* EXERCISE DIRECTIONS:
Gather up the lines that contain "Bobet".

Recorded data
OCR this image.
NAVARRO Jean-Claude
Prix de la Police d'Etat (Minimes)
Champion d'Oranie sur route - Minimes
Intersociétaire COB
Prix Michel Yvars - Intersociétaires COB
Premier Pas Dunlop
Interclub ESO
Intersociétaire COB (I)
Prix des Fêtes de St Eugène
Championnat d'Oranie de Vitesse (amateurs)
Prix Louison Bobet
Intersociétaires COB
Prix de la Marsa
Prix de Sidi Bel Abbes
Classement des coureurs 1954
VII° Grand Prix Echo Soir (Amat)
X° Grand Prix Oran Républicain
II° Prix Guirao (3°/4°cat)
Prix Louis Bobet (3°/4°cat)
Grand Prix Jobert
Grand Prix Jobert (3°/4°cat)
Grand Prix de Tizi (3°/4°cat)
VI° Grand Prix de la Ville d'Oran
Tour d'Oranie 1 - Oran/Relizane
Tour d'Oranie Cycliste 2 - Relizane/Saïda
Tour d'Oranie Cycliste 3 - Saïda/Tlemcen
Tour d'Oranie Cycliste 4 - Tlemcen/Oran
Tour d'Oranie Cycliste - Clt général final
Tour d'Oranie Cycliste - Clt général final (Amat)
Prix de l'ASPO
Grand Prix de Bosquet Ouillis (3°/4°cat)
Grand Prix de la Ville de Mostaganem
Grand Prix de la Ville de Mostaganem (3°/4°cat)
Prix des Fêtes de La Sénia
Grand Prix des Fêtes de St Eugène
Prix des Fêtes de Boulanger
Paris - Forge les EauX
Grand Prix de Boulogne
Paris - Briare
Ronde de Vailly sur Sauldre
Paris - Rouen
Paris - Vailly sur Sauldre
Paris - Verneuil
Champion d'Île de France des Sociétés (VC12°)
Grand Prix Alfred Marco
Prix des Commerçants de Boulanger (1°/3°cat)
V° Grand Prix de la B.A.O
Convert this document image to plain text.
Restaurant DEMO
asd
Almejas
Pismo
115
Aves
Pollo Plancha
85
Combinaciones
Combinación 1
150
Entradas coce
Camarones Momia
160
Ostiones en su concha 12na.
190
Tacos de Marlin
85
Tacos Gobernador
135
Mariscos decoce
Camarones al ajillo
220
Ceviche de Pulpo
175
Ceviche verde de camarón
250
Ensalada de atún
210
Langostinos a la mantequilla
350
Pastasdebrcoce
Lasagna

* * *

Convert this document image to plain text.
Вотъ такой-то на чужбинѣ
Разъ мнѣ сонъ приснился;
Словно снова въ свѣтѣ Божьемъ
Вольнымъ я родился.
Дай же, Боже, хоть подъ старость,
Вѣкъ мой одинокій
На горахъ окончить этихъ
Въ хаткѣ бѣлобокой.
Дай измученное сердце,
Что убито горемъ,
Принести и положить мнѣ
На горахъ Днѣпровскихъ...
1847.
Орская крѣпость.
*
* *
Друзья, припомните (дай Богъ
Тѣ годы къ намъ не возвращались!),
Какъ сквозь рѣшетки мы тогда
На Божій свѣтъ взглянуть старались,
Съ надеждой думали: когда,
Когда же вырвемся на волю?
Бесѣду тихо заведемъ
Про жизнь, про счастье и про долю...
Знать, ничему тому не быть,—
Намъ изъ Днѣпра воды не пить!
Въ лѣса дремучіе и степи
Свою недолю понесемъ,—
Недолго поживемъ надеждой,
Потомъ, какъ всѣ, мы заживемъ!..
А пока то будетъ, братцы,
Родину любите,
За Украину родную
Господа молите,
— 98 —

==

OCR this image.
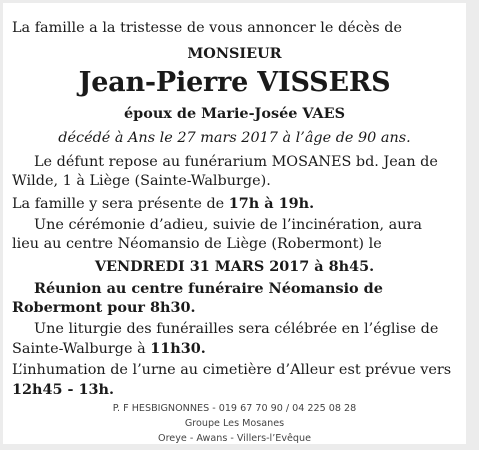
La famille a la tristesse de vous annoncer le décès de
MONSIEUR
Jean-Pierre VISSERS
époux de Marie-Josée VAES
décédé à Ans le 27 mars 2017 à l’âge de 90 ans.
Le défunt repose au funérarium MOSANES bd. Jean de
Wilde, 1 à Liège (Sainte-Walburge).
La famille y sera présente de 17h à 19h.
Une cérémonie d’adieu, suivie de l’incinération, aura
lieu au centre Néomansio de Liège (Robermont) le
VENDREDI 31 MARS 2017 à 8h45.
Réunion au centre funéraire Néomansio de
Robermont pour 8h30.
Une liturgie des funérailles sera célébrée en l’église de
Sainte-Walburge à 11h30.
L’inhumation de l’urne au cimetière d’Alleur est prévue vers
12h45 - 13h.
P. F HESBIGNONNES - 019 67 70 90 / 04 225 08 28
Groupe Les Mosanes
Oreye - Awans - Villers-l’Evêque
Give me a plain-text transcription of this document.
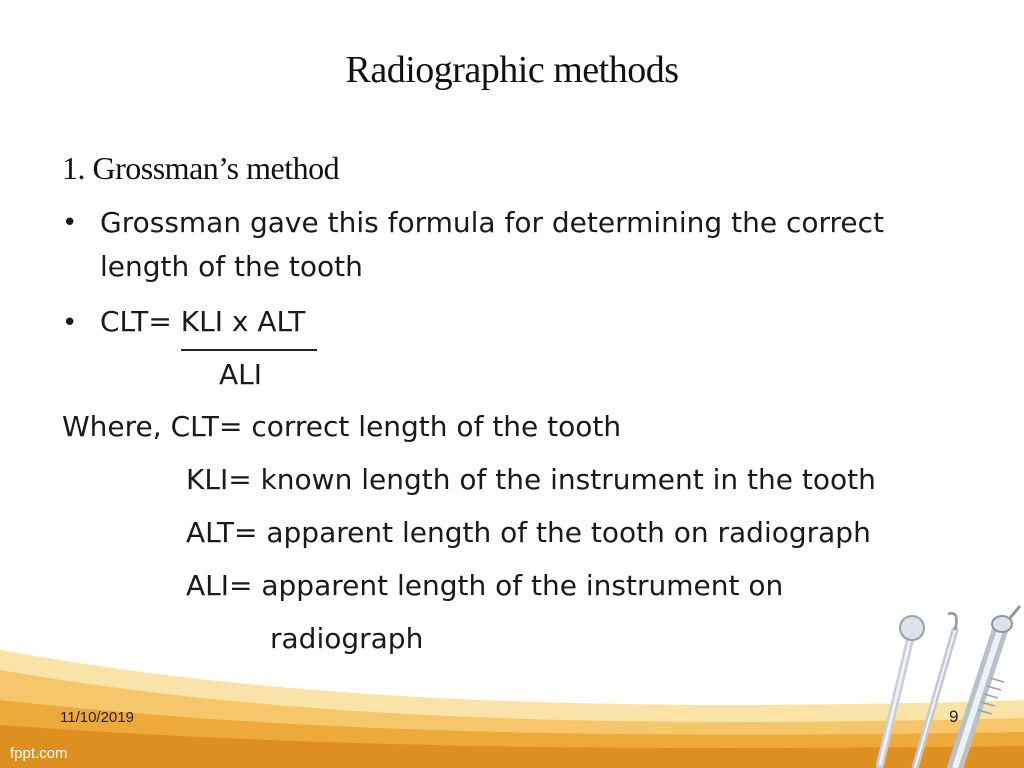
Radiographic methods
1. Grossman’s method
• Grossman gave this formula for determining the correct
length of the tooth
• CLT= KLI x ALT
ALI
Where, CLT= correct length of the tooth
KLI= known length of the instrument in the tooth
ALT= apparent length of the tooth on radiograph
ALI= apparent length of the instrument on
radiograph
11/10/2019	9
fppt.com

* WRITTEN SOLUTION:
Prix Louison Bobet
Prix Louis Bobet (3°/4°cat)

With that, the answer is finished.